Data records:
-- BEGIN --

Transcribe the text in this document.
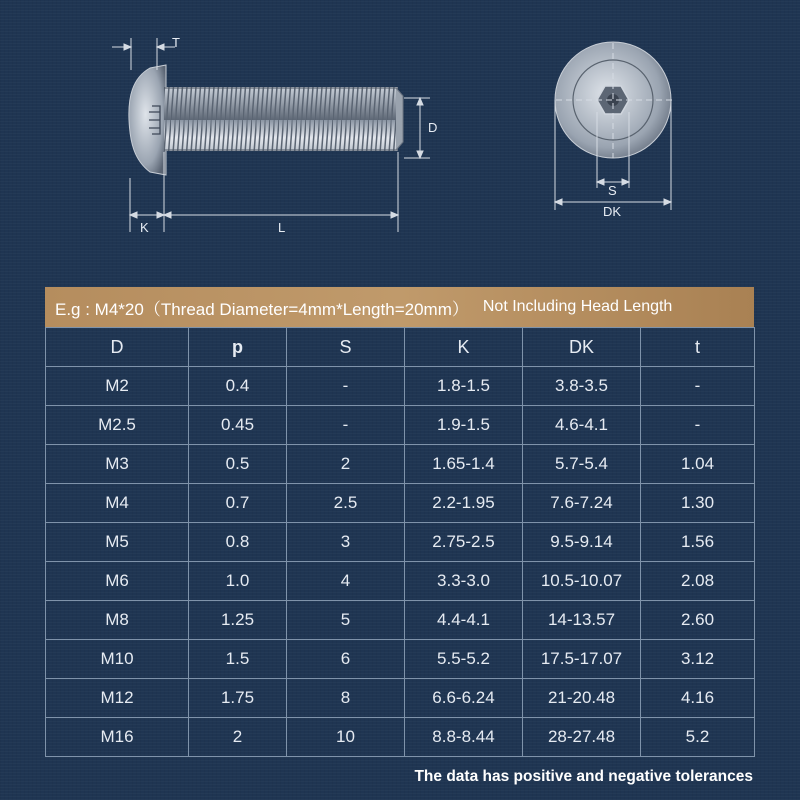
T
D
K	L
S
DK
E.g : M4*20（Thread Diameter=4mm*Length=20mm） Not Including Head Length
D	p	S	K	DK	t
M2	0.4	-	1.8-1.5	3.8-3.5	-
M2.5	0.45	-	1.9-1.5	4.6-4.1	-
M3	0.5	2	1.65-1.4	5.7-5.4	1.04
M4	0.7	2.5	2.2-1.95	7.6-7.24	1.30
M5	0.8	3	2.75-2.5	9.5-9.14	1.56
M6	1.0	4	3.3-3.0	10.5-10.07	2.08
M8	1.25	5	4.4-4.1	14-13.57	2.60
M10	1.5	6	5.5-5.2	17.5-17.07	3.12
M12	1.75	8	6.6-6.24	21-20.48	4.16
M16	2	10	8.8-8.44	28-27.48	5.2
The data has positive and negative tolerances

-- END --

What is being asked:
Copy the records exactly as they appear, excluding images.

Expected output:
Transcribe the text in this document.
T
D
K	L
S
DK
E.g : M4*20（Thread Diameter=4mm*Length=20mm） Not Including Head Length
D	p	S	K	DK	t
M2	0.4	-	1.8-1.5	3.8-3.5	-
M2.5	0.45	-	1.9-1.5	4.6-4.1	-
M3	0.5	2	1.65-1.4	5.7-5.4	1.04
M4	0.7	2.5	2.2-1.95	7.6-7.24	1.30
M5	0.8	3	2.75-2.5	9.5-9.14	1.56
M6	1.0	4	3.3-3.0	10.5-10.07	2.08
M8	1.25	5	4.4-4.1	14-13.57	2.60
M10	1.5	6	5.5-5.2	17.5-17.07	3.12
M12	1.75	8	6.6-6.24	21-20.48	4.16
M16	2	10	8.8-8.44	28-27.48	5.2
The data has positive and negative tolerances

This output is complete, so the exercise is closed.